START Input material

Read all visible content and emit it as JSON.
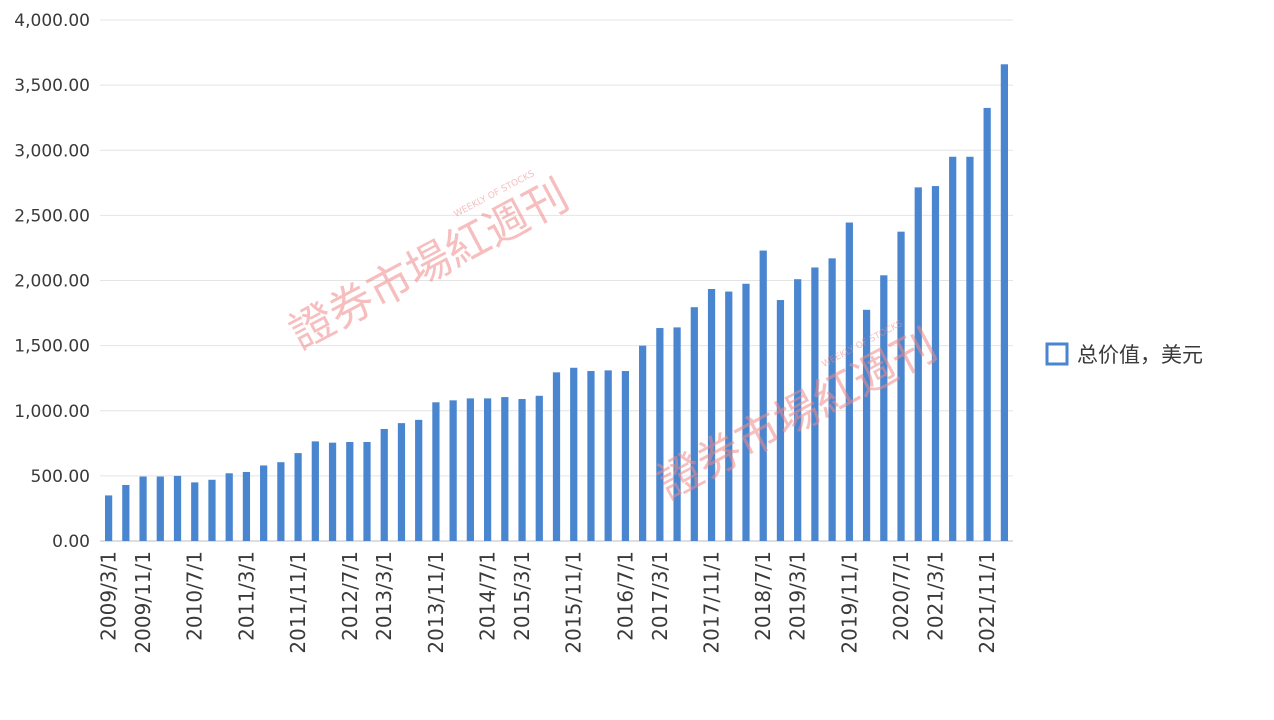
{
  "chart_data": {
    "type": "bar",
    "title": "",
    "xlabel": "",
    "ylabel": "",
    "ylim": [
      0,
      4000
    ],
    "yticks": [
      "0.00",
      "500.00",
      "1,000.00",
      "1,500.00",
      "2,000.00",
      "2,500.00",
      "3,000.00",
      "3,500.00",
      "4,000.00"
    ],
    "yticks_values": [
      0,
      500,
      1000,
      1500,
      2000,
      2500,
      3000,
      3500,
      4000
    ],
    "grid": true,
    "legend_position": "right",
    "colors": {
      "bar": "#4a86cf"
    },
    "x_tick_labels": [
      {
        "index": 0,
        "label": "2009/3/1"
      },
      {
        "index": 2,
        "label": "2009/11/1"
      },
      {
        "index": 5,
        "label": "2010/7/1"
      },
      {
        "index": 8,
        "label": "2011/3/1"
      },
      {
        "index": 11,
        "label": "2011/11/1"
      },
      {
        "index": 14,
        "label": "2012/7/1"
      },
      {
        "index": 16,
        "label": "2013/3/1"
      },
      {
        "index": 19,
        "label": "2013/11/1"
      },
      {
        "index": 22,
        "label": "2014/7/1"
      },
      {
        "index": 24,
        "label": "2015/3/1"
      },
      {
        "index": 27,
        "label": "2015/11/1"
      },
      {
        "index": 30,
        "label": "2016/7/1"
      },
      {
        "index": 32,
        "label": "2017/3/1"
      },
      {
        "index": 35,
        "label": "2017/11/1"
      },
      {
        "index": 38,
        "label": "2018/7/1"
      },
      {
        "index": 40,
        "label": "2019/3/1"
      },
      {
        "index": 43,
        "label": "2019/11/1"
      },
      {
        "index": 46,
        "label": "2020/7/1"
      },
      {
        "index": 48,
        "label": "2021/3/1"
      },
      {
        "index": 51,
        "label": "2021/11/1"
      }
    ],
    "series": [
      {
        "name": "总价值，美元",
        "values": [
          350,
          430,
          495,
          495,
          500,
          450,
          470,
          520,
          530,
          580,
          605,
          675,
          765,
          755,
          760,
          760,
          860,
          905,
          930,
          1065,
          1080,
          1095,
          1095,
          1105,
          1090,
          1115,
          1295,
          1330,
          1305,
          1310,
          1305,
          1500,
          1635,
          1640,
          1795,
          1935,
          1915,
          1975,
          2230,
          1850,
          2010,
          2100,
          2170,
          2445,
          1775,
          2040,
          2375,
          2715,
          2725,
          2950,
          2950,
          3325,
          3660
        ]
      }
    ]
  },
  "watermarks": [
    {
      "main": "證券市場紅週刊",
      "small_en": "WEEKLY OF STOCKS"
    },
    {
      "main": "證券市場紅週刊",
      "small_en": "WEEKLY OF STOCKS"
    }
  ]
}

END Input material

▶ _Exercise goal_
Restate the data above word for word. Do not include the images.

▶ _Correct output_
Read all visible content and emit it as JSON.
{
  "chart_data": {
    "type": "bar",
    "title": "",
    "xlabel": "",
    "ylabel": "",
    "ylim": [
      0,
      4000
    ],
    "yticks": [
      "0.00",
      "500.00",
      "1,000.00",
      "1,500.00",
      "2,000.00",
      "2,500.00",
      "3,000.00",
      "3,500.00",
      "4,000.00"
    ],
    "yticks_values": [
      0,
      500,
      1000,
      1500,
      2000,
      2500,
      3000,
      3500,
      4000
    ],
    "grid": true,
    "legend_position": "right",
    "colors": {
      "bar": "#4a86cf"
    },
    "x_tick_labels": [
      {
        "index": 0,
        "label": "2009/3/1"
      },
      {
        "index": 2,
        "label": "2009/11/1"
      },
      {
        "index": 5,
        "label": "2010/7/1"
      },
      {
        "index": 8,
        "label": "2011/3/1"
      },
      {
        "index": 11,
        "label": "2011/11/1"
      },
      {
        "index": 14,
        "label": "2012/7/1"
      },
      {
        "index": 16,
        "label": "2013/3/1"
      },
      {
        "index": 19,
        "label": "2013/11/1"
      },
      {
        "index": 22,
        "label": "2014/7/1"
      },
      {
        "index": 24,
        "label": "2015/3/1"
      },
      {
        "index": 27,
        "label": "2015/11/1"
      },
      {
        "index": 30,
        "label": "2016/7/1"
      },
      {
        "index": 32,
        "label": "2017/3/1"
      },
      {
        "index": 35,
        "label": "2017/11/1"
      },
      {
        "index": 38,
        "label": "2018/7/1"
      },
      {
        "index": 40,
        "label": "2019/3/1"
      },
      {
        "index": 43,
        "label": "2019/11/1"
      },
      {
        "index": 46,
        "label": "2020/7/1"
      },
      {
        "index": 48,
        "label": "2021/3/1"
      },
      {
        "index": 51,
        "label": "2021/11/1"
      }
    ],
    "series": [
      {
        "name": "总价值，美元",
        "values": [
          350,
          430,
          495,
          495,
          500,
          450,
          470,
          520,
          530,
          580,
          605,
          675,
          765,
          755,
          760,
          760,
          860,
          905,
          930,
          1065,
          1080,
          1095,
          1095,
          1105,
          1090,
          1115,
          1295,
          1330,
          1305,
          1310,
          1305,
          1500,
          1635,
          1640,
          1795,
          1935,
          1915,
          1975,
          2230,
          1850,
          2010,
          2100,
          2170,
          2445,
          1775,
          2040,
          2375,
          2715,
          2725,
          2950,
          2950,
          3325,
          3660
        ]
      }
    ]
  },
  "watermarks": [
    {
      "main": "證券市場紅週刊",
      "small_en": "WEEKLY OF STOCKS"
    },
    {
      "main": "證券市場紅週刊",
      "small_en": "WEEKLY OF STOCKS"
    }
  ]
}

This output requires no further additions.